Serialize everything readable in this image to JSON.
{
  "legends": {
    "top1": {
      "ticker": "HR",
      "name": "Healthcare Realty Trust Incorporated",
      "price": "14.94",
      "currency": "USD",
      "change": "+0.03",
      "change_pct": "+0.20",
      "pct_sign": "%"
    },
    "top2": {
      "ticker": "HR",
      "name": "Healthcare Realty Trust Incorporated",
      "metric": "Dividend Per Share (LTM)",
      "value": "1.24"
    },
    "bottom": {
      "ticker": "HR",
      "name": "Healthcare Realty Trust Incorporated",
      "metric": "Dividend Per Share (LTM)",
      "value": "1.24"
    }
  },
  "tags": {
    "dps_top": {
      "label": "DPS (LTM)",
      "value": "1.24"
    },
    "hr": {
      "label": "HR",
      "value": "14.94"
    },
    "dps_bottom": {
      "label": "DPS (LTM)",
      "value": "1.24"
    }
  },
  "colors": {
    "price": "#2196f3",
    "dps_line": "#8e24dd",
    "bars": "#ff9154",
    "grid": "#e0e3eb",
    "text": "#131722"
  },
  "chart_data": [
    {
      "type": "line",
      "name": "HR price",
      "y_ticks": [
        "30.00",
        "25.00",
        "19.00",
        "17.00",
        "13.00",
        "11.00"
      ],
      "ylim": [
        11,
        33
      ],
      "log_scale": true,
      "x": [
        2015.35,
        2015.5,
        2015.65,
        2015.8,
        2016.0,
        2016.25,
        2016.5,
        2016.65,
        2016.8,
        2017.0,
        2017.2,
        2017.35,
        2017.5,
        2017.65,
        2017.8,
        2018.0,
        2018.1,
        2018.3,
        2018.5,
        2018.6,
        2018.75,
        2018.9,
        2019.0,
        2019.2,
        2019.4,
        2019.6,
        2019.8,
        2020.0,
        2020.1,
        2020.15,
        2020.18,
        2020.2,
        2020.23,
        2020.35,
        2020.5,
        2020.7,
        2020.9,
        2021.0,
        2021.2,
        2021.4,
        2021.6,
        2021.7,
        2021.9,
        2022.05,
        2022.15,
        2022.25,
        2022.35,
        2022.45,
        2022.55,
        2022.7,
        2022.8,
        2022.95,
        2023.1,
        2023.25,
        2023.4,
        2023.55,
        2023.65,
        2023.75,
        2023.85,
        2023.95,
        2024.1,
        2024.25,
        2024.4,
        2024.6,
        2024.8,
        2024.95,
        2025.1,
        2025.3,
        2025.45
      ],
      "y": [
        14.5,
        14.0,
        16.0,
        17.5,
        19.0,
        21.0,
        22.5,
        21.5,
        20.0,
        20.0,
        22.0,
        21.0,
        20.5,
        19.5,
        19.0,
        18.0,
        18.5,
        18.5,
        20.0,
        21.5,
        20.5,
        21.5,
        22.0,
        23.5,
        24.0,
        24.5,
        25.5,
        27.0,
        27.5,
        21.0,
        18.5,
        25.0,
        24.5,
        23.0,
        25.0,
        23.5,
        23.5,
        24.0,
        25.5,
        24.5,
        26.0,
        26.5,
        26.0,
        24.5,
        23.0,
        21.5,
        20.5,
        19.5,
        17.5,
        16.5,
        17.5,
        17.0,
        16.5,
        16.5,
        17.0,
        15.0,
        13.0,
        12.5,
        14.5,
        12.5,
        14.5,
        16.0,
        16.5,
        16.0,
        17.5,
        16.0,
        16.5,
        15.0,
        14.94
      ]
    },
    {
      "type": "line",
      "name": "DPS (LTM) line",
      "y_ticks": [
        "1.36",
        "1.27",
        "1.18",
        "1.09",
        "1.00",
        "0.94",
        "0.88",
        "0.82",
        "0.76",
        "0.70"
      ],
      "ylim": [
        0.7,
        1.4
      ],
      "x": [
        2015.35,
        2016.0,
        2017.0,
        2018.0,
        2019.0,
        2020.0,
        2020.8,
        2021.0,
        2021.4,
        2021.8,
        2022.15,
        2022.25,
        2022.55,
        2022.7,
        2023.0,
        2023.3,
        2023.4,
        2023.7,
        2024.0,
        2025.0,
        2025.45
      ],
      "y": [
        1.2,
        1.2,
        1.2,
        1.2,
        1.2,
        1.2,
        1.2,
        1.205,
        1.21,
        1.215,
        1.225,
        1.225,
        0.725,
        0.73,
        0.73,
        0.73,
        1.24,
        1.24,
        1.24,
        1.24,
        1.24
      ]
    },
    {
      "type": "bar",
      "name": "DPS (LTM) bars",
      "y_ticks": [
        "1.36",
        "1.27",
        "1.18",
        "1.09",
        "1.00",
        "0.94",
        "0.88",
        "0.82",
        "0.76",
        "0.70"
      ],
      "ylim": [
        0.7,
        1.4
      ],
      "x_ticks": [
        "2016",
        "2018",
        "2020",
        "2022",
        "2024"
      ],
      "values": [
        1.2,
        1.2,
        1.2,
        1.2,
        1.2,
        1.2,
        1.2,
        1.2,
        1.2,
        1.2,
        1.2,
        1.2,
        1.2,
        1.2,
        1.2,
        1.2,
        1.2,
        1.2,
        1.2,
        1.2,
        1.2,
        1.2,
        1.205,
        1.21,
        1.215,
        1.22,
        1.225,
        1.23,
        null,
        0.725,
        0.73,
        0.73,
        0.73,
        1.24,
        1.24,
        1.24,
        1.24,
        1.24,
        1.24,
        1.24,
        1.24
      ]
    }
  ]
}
==================================================
Work to do
Retype the data in full and match it exactly.

Complete answer
Serialize everything readable in this image to JSON.
{
  "legends": {
    "top1": {
      "ticker": "HR",
      "name": "Healthcare Realty Trust Incorporated",
      "price": "14.94",
      "currency": "USD",
      "change": "+0.03",
      "change_pct": "+0.20",
      "pct_sign": "%"
    },
    "top2": {
      "ticker": "HR",
      "name": "Healthcare Realty Trust Incorporated",
      "metric": "Dividend Per Share (LTM)",
      "value": "1.24"
    },
    "bottom": {
      "ticker": "HR",
      "name": "Healthcare Realty Trust Incorporated",
      "metric": "Dividend Per Share (LTM)",
      "value": "1.24"
    }
  },
  "tags": {
    "dps_top": {
      "label": "DPS (LTM)",
      "value": "1.24"
    },
    "hr": {
      "label": "HR",
      "value": "14.94"
    },
    "dps_bottom": {
      "label": "DPS (LTM)",
      "value": "1.24"
    }
  },
  "colors": {
    "price": "#2196f3",
    "dps_line": "#8e24dd",
    "bars": "#ff9154",
    "grid": "#e0e3eb",
    "text": "#131722"
  },
  "chart_data": [
    {
      "type": "line",
      "name": "HR price",
      "y_ticks": [
        "30.00",
        "25.00",
        "19.00",
        "17.00",
        "13.00",
        "11.00"
      ],
      "ylim": [
        11,
        33
      ],
      "log_scale": true,
      "x": [
        2015.35,
        2015.5,
        2015.65,
        2015.8,
        2016.0,
        2016.25,
        2016.5,
        2016.65,
        2016.8,
        2017.0,
        2017.2,
        2017.35,
        2017.5,
        2017.65,
        2017.8,
        2018.0,
        2018.1,
        2018.3,
        2018.5,
        2018.6,
        2018.75,
        2018.9,
        2019.0,
        2019.2,
        2019.4,
        2019.6,
        2019.8,
        2020.0,
        2020.1,
        2020.15,
        2020.18,
        2020.2,
        2020.23,
        2020.35,
        2020.5,
        2020.7,
        2020.9,
        2021.0,
        2021.2,
        2021.4,
        2021.6,
        2021.7,
        2021.9,
        2022.05,
        2022.15,
        2022.25,
        2022.35,
        2022.45,
        2022.55,
        2022.7,
        2022.8,
        2022.95,
        2023.1,
        2023.25,
        2023.4,
        2023.55,
        2023.65,
        2023.75,
        2023.85,
        2023.95,
        2024.1,
        2024.25,
        2024.4,
        2024.6,
        2024.8,
        2024.95,
        2025.1,
        2025.3,
        2025.45
      ],
      "y": [
        14.5,
        14.0,
        16.0,
        17.5,
        19.0,
        21.0,
        22.5,
        21.5,
        20.0,
        20.0,
        22.0,
        21.0,
        20.5,
        19.5,
        19.0,
        18.0,
        18.5,
        18.5,
        20.0,
        21.5,
        20.5,
        21.5,
        22.0,
        23.5,
        24.0,
        24.5,
        25.5,
        27.0,
        27.5,
        21.0,
        18.5,
        25.0,
        24.5,
        23.0,
        25.0,
        23.5,
        23.5,
        24.0,
        25.5,
        24.5,
        26.0,
        26.5,
        26.0,
        24.5,
        23.0,
        21.5,
        20.5,
        19.5,
        17.5,
        16.5,
        17.5,
        17.0,
        16.5,
        16.5,
        17.0,
        15.0,
        13.0,
        12.5,
        14.5,
        12.5,
        14.5,
        16.0,
        16.5,
        16.0,
        17.5,
        16.0,
        16.5,
        15.0,
        14.94
      ]
    },
    {
      "type": "line",
      "name": "DPS (LTM) line",
      "y_ticks": [
        "1.36",
        "1.27",
        "1.18",
        "1.09",
        "1.00",
        "0.94",
        "0.88",
        "0.82",
        "0.76",
        "0.70"
      ],
      "ylim": [
        0.7,
        1.4
      ],
      "x": [
        2015.35,
        2016.0,
        2017.0,
        2018.0,
        2019.0,
        2020.0,
        2020.8,
        2021.0,
        2021.4,
        2021.8,
        2022.15,
        2022.25,
        2022.55,
        2022.7,
        2023.0,
        2023.3,
        2023.4,
        2023.7,
        2024.0,
        2025.0,
        2025.45
      ],
      "y": [
        1.2,
        1.2,
        1.2,
        1.2,
        1.2,
        1.2,
        1.2,
        1.205,
        1.21,
        1.215,
        1.225,
        1.225,
        0.725,
        0.73,
        0.73,
        0.73,
        1.24,
        1.24,
        1.24,
        1.24,
        1.24
      ]
    },
    {
      "type": "bar",
      "name": "DPS (LTM) bars",
      "y_ticks": [
        "1.36",
        "1.27",
        "1.18",
        "1.09",
        "1.00",
        "0.94",
        "0.88",
        "0.82",
        "0.76",
        "0.70"
      ],
      "ylim": [
        0.7,
        1.4
      ],
      "x_ticks": [
        "2016",
        "2018",
        "2020",
        "2022",
        "2024"
      ],
      "values": [
        1.2,
        1.2,
        1.2,
        1.2,
        1.2,
        1.2,
        1.2,
        1.2,
        1.2,
        1.2,
        1.2,
        1.2,
        1.2,
        1.2,
        1.2,
        1.2,
        1.2,
        1.2,
        1.2,
        1.2,
        1.2,
        1.2,
        1.205,
        1.21,
        1.215,
        1.22,
        1.225,
        1.23,
        null,
        0.725,
        0.73,
        0.73,
        0.73,
        1.24,
        1.24,
        1.24,
        1.24,
        1.24,
        1.24,
        1.24,
        1.24
      ]
    }
  ]
}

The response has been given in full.